Dataset items:

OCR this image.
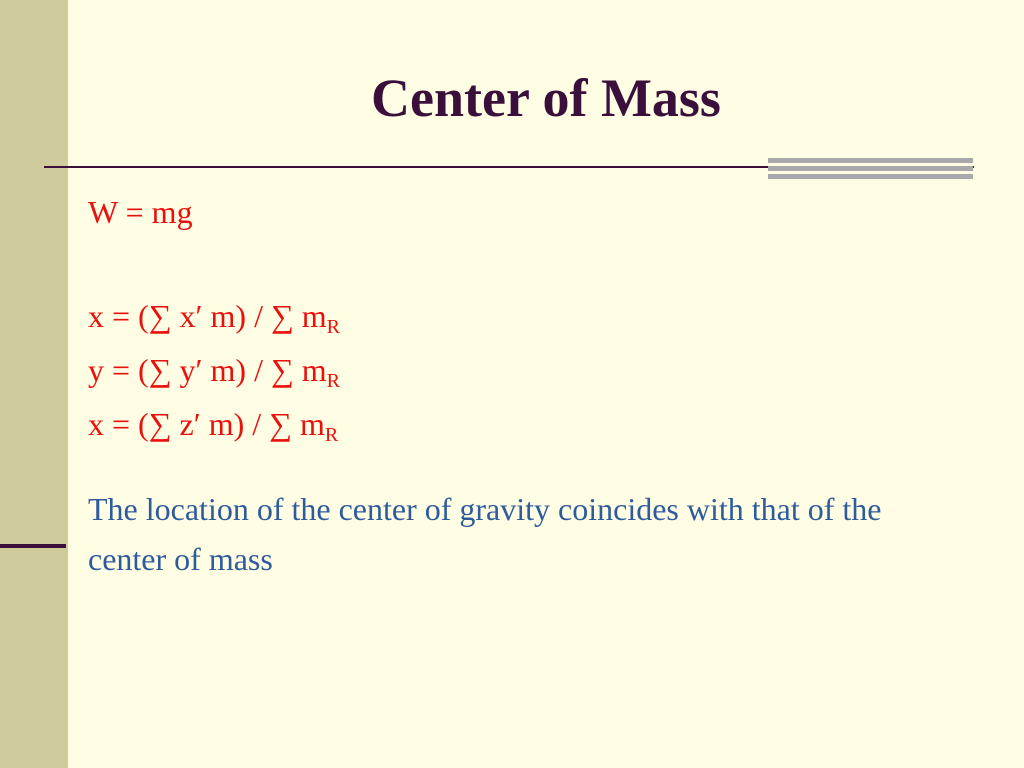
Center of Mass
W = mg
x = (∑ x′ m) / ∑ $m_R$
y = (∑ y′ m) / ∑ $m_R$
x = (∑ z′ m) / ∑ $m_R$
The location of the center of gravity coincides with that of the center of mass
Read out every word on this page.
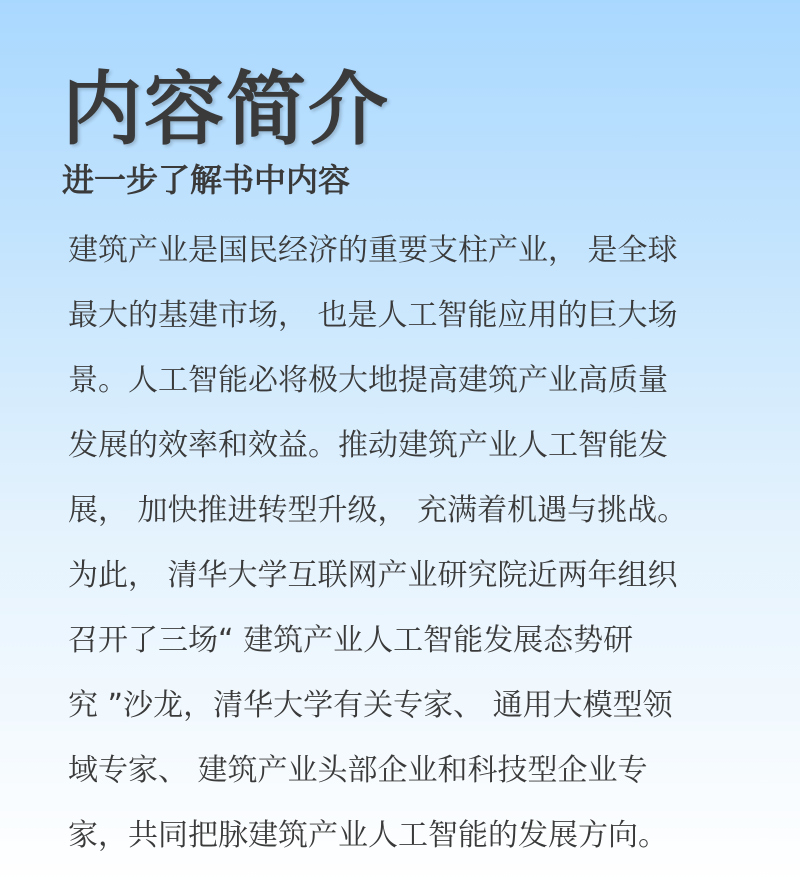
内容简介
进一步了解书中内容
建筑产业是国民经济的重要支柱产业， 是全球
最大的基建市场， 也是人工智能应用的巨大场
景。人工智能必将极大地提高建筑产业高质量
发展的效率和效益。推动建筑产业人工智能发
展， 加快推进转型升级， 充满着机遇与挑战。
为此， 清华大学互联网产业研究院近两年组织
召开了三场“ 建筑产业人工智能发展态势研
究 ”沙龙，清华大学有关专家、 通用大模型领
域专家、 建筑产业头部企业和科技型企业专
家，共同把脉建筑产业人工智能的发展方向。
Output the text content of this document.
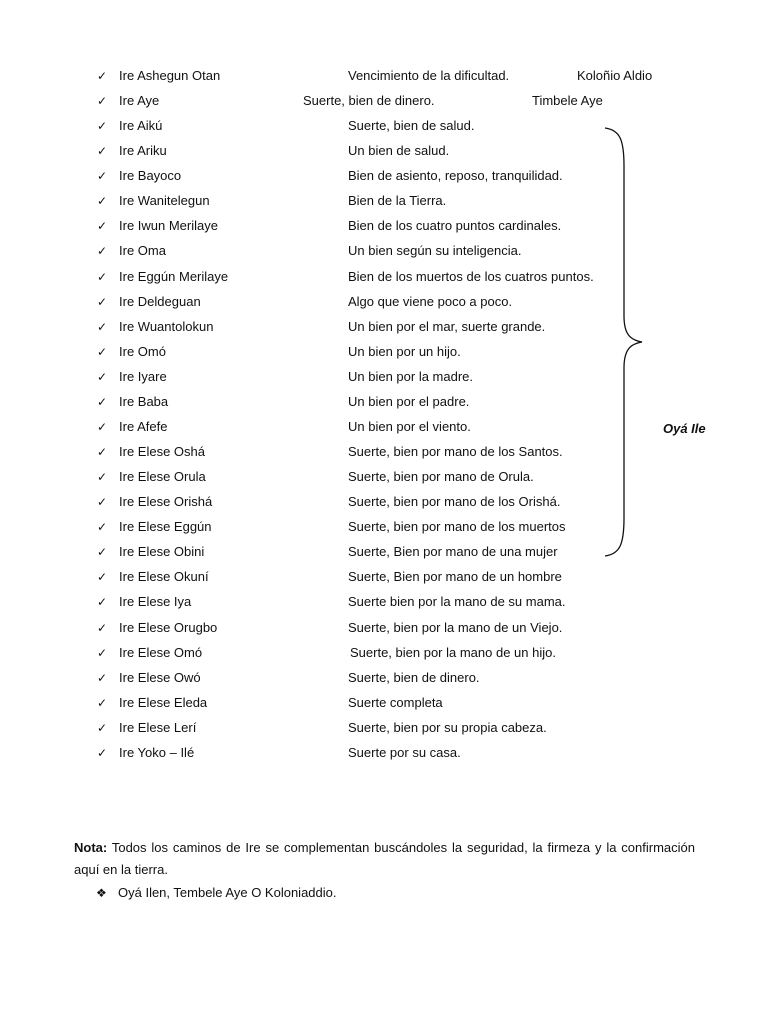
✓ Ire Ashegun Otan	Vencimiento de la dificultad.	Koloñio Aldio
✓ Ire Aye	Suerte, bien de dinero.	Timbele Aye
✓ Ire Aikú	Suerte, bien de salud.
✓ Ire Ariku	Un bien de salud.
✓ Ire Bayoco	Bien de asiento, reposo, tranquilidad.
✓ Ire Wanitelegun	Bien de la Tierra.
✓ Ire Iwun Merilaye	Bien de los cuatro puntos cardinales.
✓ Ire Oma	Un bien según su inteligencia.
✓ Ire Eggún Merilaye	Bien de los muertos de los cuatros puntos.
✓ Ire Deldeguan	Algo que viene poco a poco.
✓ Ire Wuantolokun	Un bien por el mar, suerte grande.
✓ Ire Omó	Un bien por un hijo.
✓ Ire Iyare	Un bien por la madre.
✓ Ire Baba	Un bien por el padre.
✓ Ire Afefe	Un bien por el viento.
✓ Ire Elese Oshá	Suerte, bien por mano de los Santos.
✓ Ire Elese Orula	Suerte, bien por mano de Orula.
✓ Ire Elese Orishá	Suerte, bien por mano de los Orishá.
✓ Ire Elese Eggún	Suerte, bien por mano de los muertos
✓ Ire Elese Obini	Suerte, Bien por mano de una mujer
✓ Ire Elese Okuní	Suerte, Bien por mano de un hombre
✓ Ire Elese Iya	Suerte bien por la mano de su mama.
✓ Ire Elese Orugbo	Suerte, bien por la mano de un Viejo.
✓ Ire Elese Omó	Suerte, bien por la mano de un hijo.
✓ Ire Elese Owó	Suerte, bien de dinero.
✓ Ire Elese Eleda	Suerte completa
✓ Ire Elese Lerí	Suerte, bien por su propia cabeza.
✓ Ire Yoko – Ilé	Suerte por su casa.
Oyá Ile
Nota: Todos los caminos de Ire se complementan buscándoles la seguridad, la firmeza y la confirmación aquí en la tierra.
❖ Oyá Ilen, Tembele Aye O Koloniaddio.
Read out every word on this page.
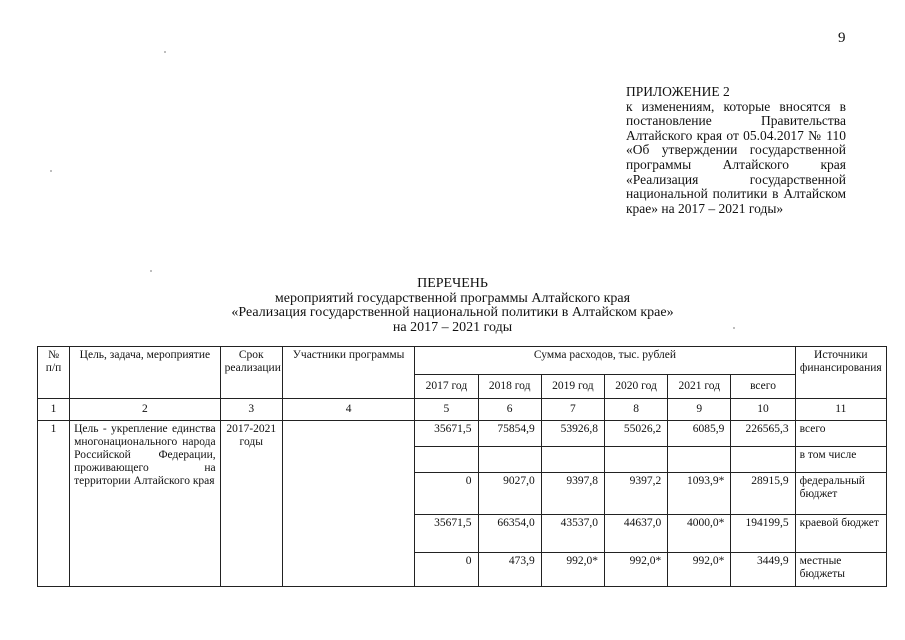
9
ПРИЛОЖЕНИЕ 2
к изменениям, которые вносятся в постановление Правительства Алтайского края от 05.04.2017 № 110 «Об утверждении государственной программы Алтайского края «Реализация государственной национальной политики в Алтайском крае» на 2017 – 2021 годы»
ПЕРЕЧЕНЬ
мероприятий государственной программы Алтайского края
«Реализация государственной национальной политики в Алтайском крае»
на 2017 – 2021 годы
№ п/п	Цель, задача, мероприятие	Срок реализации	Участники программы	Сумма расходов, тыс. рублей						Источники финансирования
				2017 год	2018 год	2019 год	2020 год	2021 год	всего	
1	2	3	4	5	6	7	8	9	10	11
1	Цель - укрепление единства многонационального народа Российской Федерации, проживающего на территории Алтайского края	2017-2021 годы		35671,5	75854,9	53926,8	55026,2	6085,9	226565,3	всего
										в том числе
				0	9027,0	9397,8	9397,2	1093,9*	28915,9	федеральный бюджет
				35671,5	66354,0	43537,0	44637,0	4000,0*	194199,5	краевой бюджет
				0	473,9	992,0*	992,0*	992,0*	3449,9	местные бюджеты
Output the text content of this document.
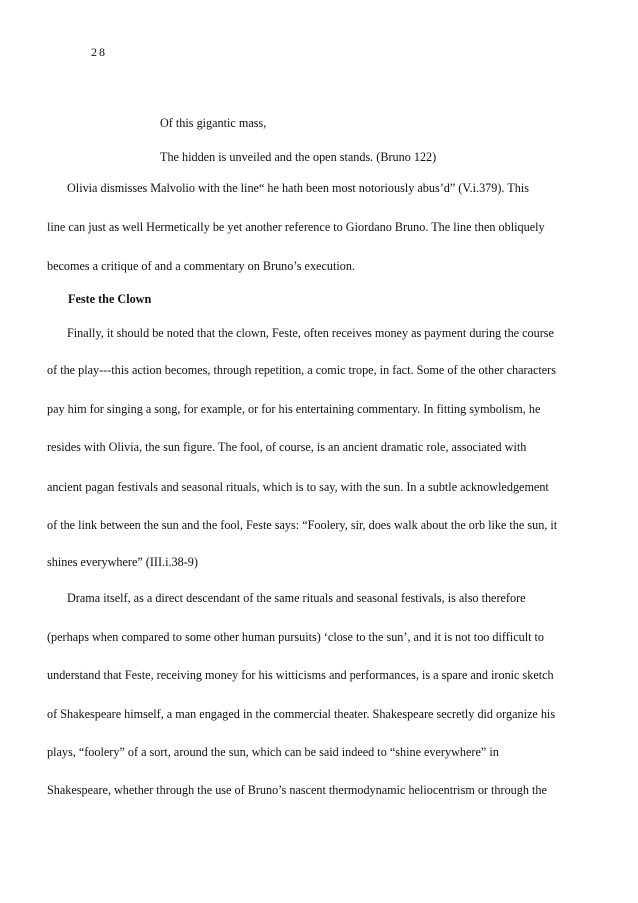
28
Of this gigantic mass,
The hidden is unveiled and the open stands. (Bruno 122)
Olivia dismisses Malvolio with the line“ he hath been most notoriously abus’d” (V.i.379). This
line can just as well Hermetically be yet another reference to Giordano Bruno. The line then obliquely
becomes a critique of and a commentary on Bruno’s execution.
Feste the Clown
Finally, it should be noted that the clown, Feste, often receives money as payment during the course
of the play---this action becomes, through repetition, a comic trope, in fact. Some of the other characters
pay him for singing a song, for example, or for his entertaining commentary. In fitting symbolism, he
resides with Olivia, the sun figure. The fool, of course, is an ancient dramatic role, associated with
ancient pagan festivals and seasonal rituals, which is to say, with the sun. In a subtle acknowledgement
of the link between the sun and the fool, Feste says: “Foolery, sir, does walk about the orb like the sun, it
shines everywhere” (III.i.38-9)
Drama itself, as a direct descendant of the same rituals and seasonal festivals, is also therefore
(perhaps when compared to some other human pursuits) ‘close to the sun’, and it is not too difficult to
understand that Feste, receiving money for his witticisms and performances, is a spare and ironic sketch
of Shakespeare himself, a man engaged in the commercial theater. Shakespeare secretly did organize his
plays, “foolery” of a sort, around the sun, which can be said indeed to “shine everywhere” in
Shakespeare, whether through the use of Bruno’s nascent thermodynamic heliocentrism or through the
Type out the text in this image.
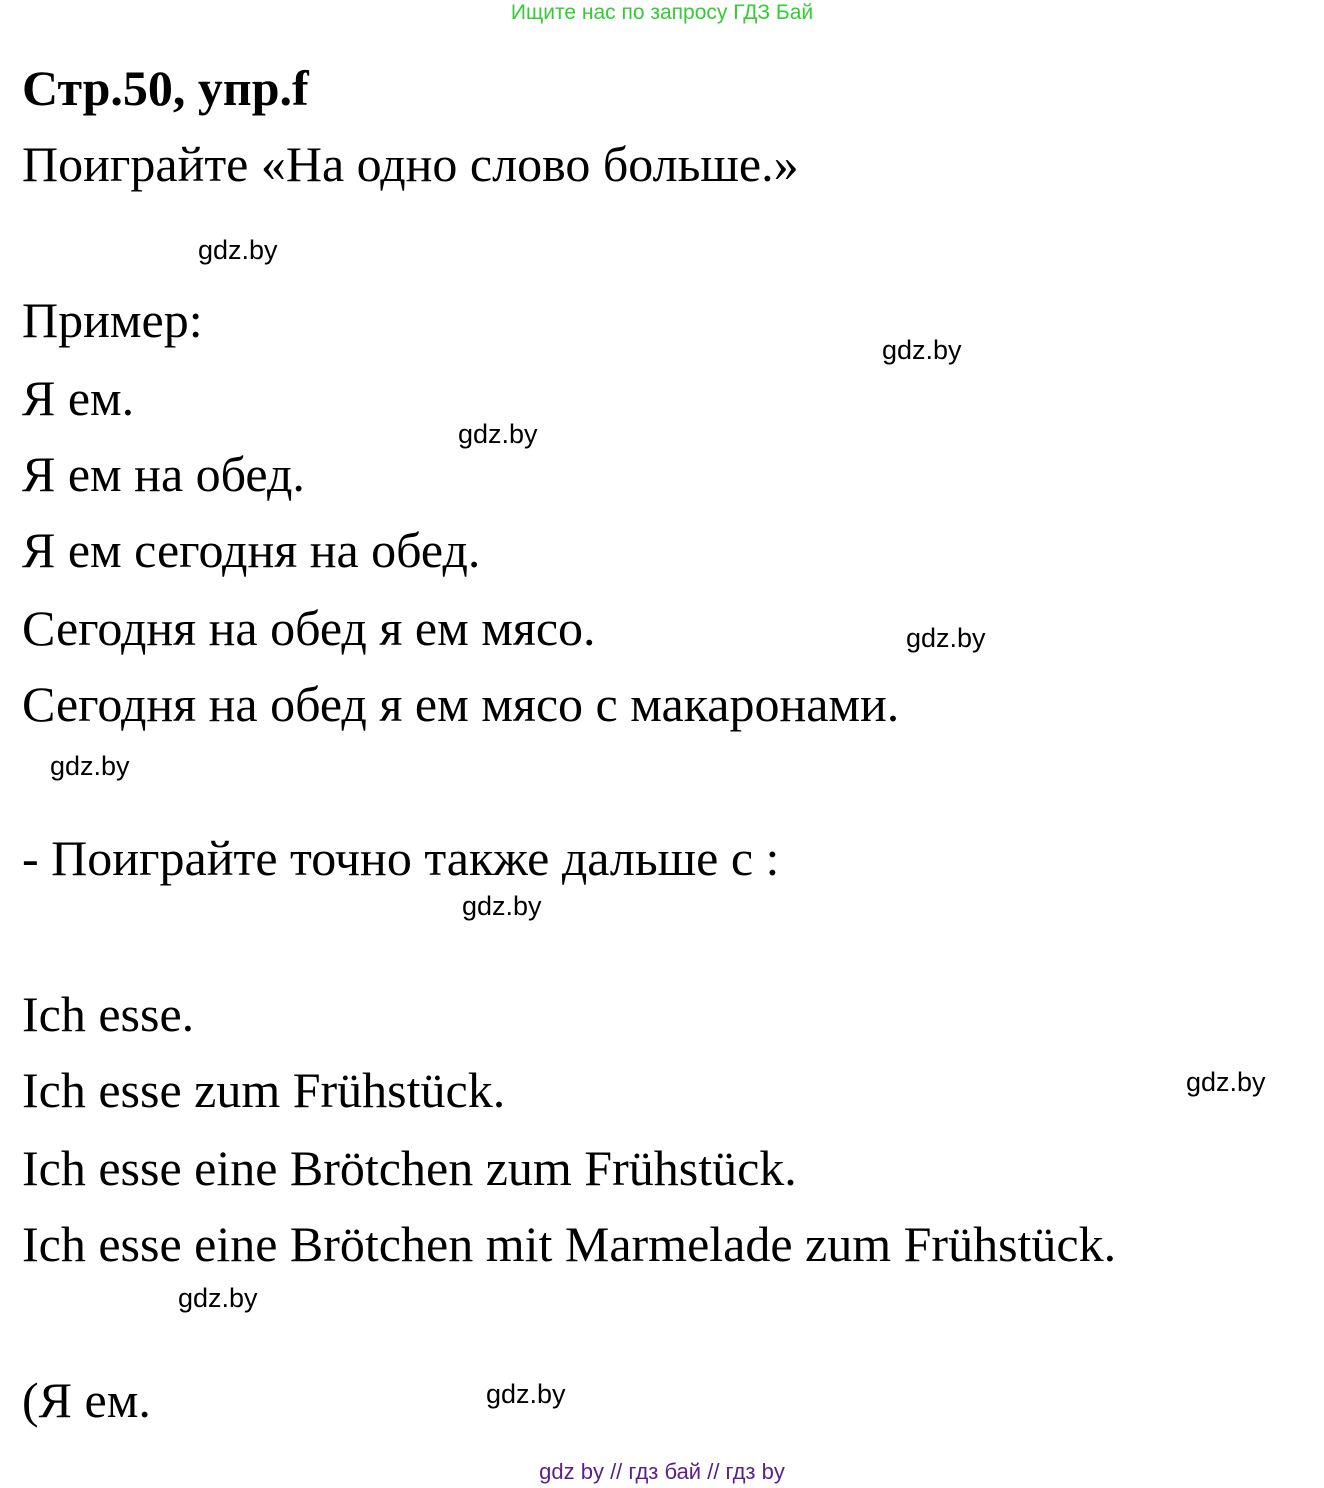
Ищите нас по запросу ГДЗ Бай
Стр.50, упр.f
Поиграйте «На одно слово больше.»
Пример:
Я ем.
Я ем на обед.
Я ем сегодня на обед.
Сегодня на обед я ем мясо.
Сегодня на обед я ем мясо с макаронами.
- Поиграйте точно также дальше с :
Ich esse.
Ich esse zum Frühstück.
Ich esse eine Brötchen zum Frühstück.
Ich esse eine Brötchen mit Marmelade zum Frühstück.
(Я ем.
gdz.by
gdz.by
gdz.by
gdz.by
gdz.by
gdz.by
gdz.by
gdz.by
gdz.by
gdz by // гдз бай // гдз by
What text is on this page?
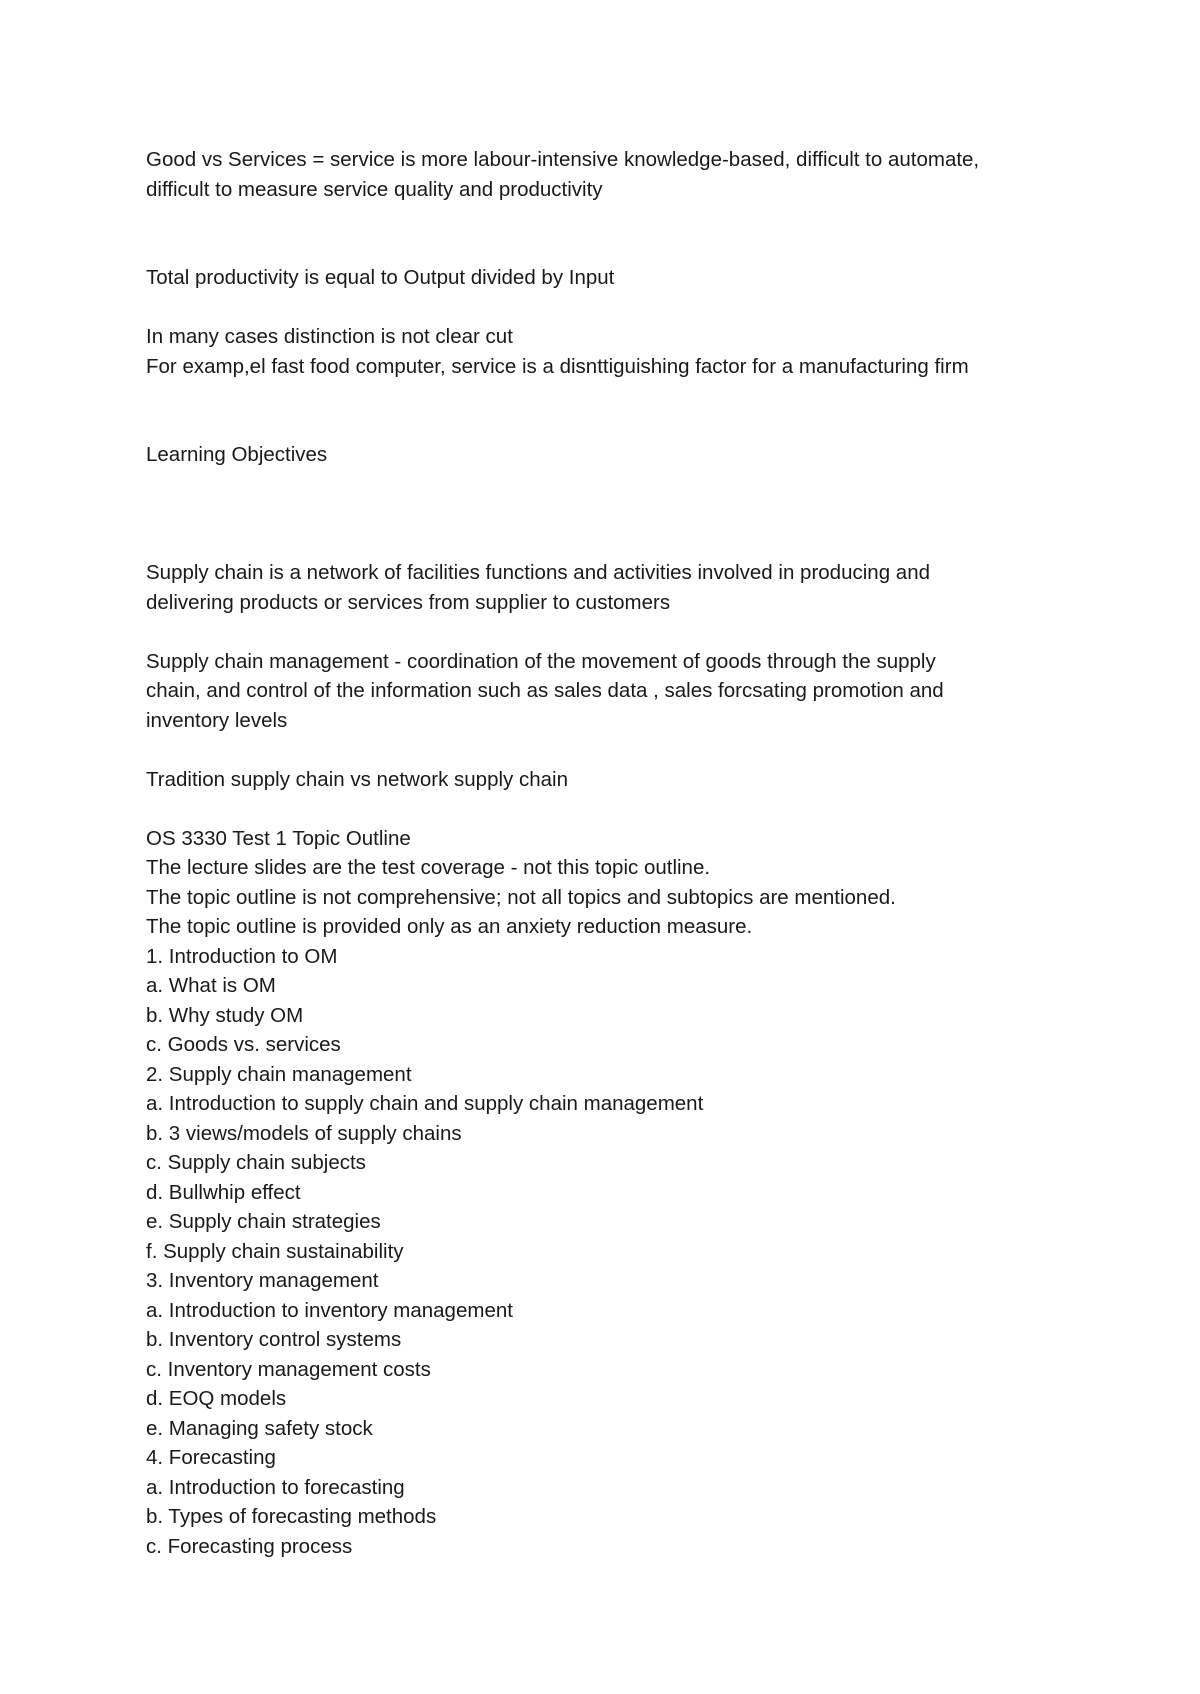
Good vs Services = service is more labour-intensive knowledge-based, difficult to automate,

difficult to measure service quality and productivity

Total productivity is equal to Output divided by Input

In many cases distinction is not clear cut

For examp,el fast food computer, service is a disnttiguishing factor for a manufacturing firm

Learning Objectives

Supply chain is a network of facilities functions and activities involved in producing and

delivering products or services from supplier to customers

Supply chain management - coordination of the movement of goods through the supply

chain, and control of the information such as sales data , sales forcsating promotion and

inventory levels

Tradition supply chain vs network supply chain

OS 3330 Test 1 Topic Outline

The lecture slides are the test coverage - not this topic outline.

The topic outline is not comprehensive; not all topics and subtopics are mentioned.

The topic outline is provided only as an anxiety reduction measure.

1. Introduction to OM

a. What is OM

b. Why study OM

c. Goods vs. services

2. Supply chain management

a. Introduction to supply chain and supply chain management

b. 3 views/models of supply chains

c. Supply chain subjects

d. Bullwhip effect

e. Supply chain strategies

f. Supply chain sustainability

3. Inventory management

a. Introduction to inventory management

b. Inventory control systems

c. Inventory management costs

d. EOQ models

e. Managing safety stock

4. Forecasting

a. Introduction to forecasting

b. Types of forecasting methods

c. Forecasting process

| Required work |
Search the entries for the word "Shakespeare", then list each line that holds it.

| Task output |
of Shakespeare himself, a man engaged in the commercial theater. Shakespeare secretly did organize his
Shakespeare, whether through the use of Bruno’s nascent thermodynamic heliocentrism or through the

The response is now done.